** Start of EXTRACTED DATA **

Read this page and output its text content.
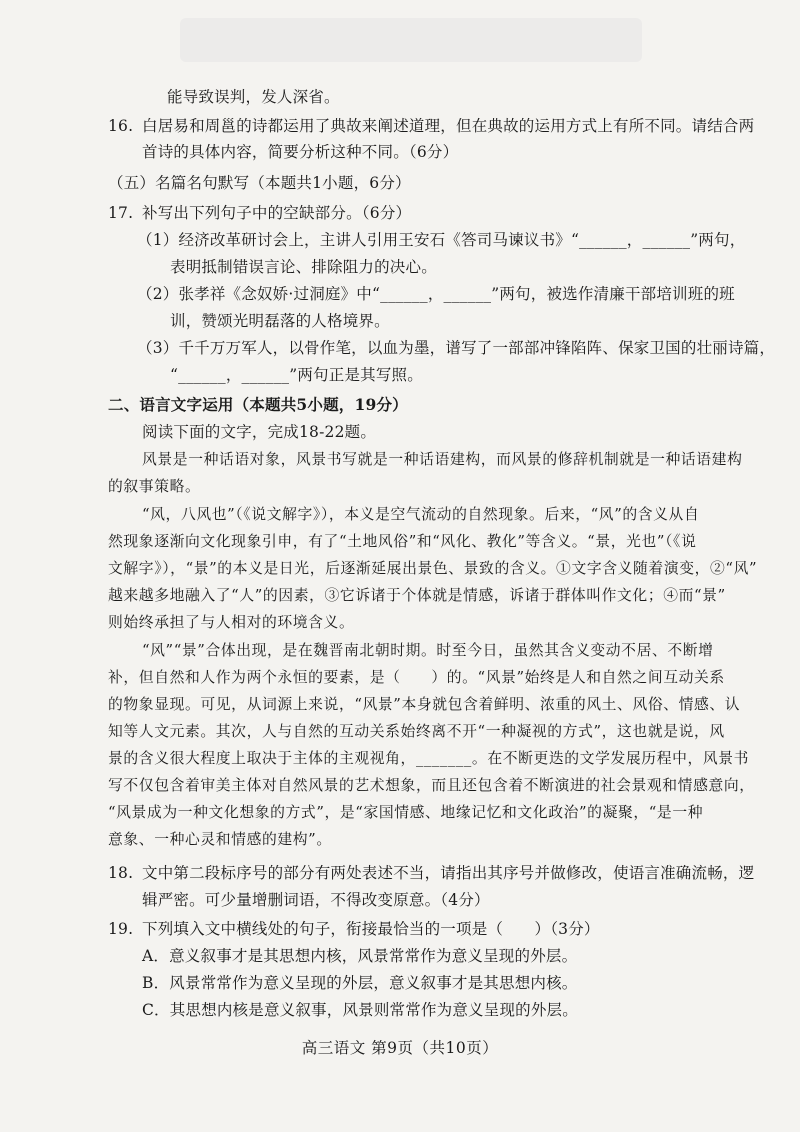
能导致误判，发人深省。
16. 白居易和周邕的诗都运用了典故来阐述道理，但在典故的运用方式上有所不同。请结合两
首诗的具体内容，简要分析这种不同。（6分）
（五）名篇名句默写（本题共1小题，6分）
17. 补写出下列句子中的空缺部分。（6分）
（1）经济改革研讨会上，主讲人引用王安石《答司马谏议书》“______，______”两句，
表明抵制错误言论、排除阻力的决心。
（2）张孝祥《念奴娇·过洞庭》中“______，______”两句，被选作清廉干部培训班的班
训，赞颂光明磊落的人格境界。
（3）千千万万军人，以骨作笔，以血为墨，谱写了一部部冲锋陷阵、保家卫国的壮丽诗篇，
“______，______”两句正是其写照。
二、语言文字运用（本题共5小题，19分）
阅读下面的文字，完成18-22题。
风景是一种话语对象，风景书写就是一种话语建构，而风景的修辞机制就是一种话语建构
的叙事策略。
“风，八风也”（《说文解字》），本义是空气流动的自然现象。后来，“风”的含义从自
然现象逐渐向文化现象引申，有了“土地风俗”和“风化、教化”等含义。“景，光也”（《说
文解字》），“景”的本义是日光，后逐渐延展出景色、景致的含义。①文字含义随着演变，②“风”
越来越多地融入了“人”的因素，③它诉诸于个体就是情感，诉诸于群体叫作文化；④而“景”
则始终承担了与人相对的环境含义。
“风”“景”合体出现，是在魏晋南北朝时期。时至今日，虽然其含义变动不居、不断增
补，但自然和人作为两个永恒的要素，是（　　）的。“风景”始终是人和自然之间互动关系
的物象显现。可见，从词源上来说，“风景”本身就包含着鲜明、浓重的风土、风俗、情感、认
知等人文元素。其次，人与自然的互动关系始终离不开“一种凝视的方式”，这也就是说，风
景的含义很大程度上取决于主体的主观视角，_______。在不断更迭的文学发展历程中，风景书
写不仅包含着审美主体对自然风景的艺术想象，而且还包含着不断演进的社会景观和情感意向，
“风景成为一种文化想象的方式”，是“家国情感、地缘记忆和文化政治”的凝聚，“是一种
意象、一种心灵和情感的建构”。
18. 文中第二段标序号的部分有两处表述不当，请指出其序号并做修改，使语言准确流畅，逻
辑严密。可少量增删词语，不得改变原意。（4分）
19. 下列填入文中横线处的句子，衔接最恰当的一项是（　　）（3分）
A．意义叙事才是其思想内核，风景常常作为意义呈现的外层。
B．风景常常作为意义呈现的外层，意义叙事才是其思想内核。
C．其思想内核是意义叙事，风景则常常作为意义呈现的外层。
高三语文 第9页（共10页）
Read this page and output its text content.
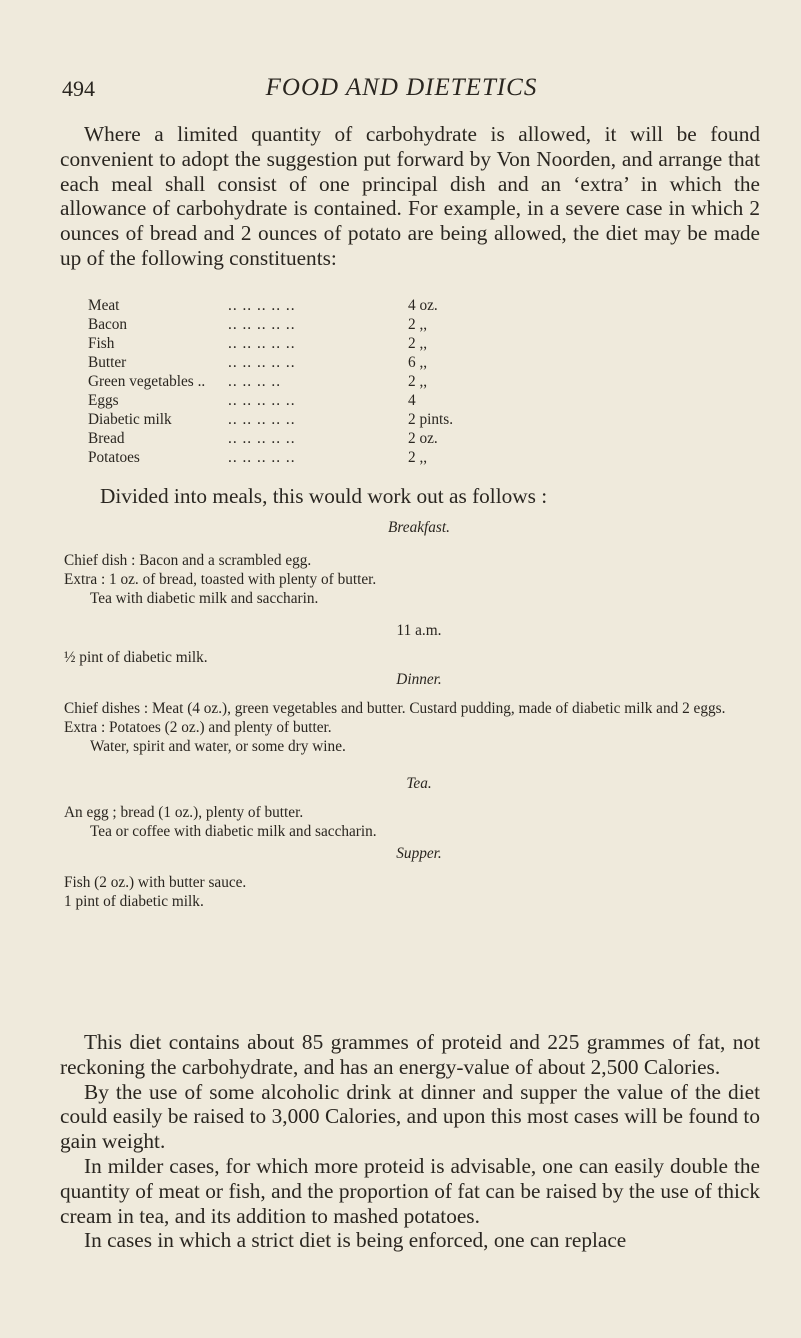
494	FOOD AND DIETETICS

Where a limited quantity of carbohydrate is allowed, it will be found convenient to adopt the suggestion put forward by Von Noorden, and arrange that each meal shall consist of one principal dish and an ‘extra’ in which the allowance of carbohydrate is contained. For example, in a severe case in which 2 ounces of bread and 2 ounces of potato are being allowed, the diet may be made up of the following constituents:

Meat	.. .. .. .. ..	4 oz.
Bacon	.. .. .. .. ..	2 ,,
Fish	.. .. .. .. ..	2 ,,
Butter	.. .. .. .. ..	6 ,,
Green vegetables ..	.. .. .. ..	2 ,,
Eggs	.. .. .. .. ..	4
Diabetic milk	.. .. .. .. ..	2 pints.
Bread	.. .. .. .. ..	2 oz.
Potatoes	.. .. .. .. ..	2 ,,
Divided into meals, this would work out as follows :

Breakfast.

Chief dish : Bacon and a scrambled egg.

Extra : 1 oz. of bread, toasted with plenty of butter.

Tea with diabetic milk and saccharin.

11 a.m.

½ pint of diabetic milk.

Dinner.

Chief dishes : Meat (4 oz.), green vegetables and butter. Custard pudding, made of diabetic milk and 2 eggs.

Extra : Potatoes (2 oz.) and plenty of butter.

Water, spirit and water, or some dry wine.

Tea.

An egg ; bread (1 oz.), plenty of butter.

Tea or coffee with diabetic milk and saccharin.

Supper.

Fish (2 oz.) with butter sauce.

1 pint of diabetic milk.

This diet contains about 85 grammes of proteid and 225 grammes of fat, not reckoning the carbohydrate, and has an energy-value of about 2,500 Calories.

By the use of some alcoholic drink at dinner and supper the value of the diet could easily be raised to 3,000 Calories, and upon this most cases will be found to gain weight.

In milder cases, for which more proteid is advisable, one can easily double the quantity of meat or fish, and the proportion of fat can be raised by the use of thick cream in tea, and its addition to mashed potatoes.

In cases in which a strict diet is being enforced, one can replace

** End of EXTRACTED DATA **

▶ YOUR INSTRUCTIONS
Within the entries above, report how many lines include "cases", and keep the answer to the number.

▶ TASK OUTPUT
3